== EXERCISE REQUIREMENTS ==
Give the data again exactly as written, skipping any pictures.

[START DATA FOR PROCESSING]

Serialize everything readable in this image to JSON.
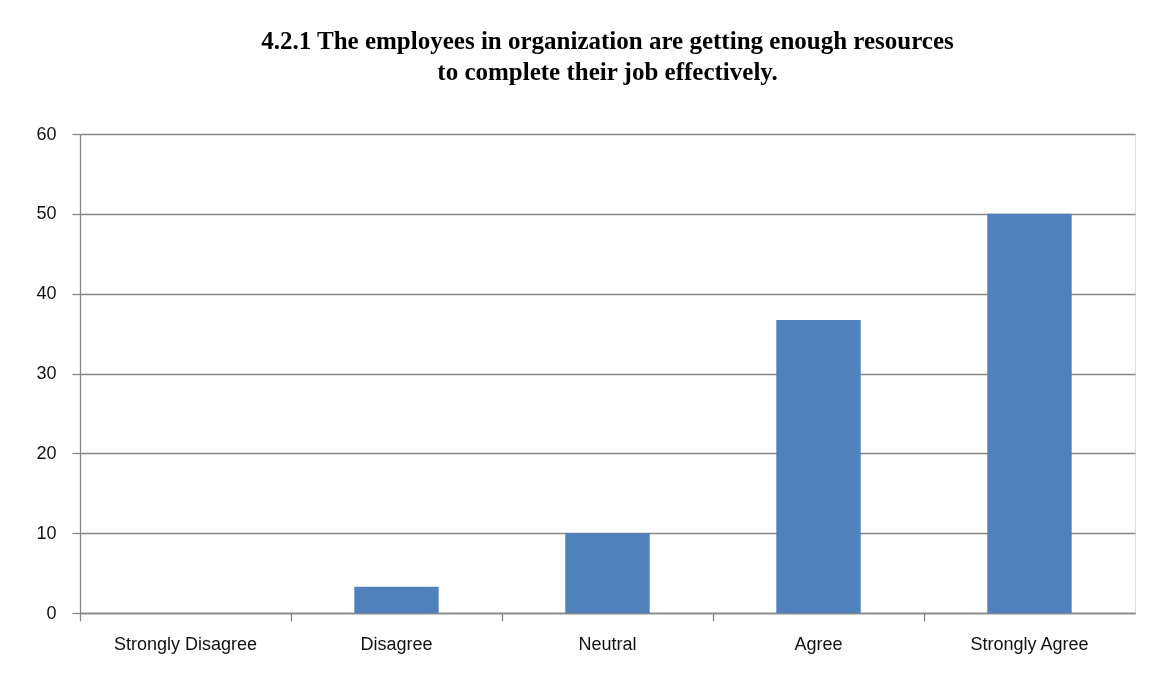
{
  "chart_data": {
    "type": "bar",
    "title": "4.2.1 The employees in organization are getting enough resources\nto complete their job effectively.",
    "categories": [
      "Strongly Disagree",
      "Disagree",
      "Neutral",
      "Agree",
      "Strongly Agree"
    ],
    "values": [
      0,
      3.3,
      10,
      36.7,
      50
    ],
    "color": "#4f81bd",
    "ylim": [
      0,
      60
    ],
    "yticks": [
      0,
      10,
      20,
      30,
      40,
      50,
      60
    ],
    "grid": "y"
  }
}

[END DATA FOR PROCESSING]

== TASK RESULT ==
Serialize everything readable in this image to JSON.
{
  "chart_data": {
    "type": "bar",
    "title": "4.2.1 The employees in organization are getting enough resources\nto complete their job effectively.",
    "categories": [
      "Strongly Disagree",
      "Disagree",
      "Neutral",
      "Agree",
      "Strongly Agree"
    ],
    "values": [
      0,
      3.3,
      10,
      36.7,
      50
    ],
    "color": "#4f81bd",
    "ylim": [
      0,
      60
    ],
    "yticks": [
      0,
      10,
      20,
      30,
      40,
      50,
      60
    ],
    "grid": "y"
  }
}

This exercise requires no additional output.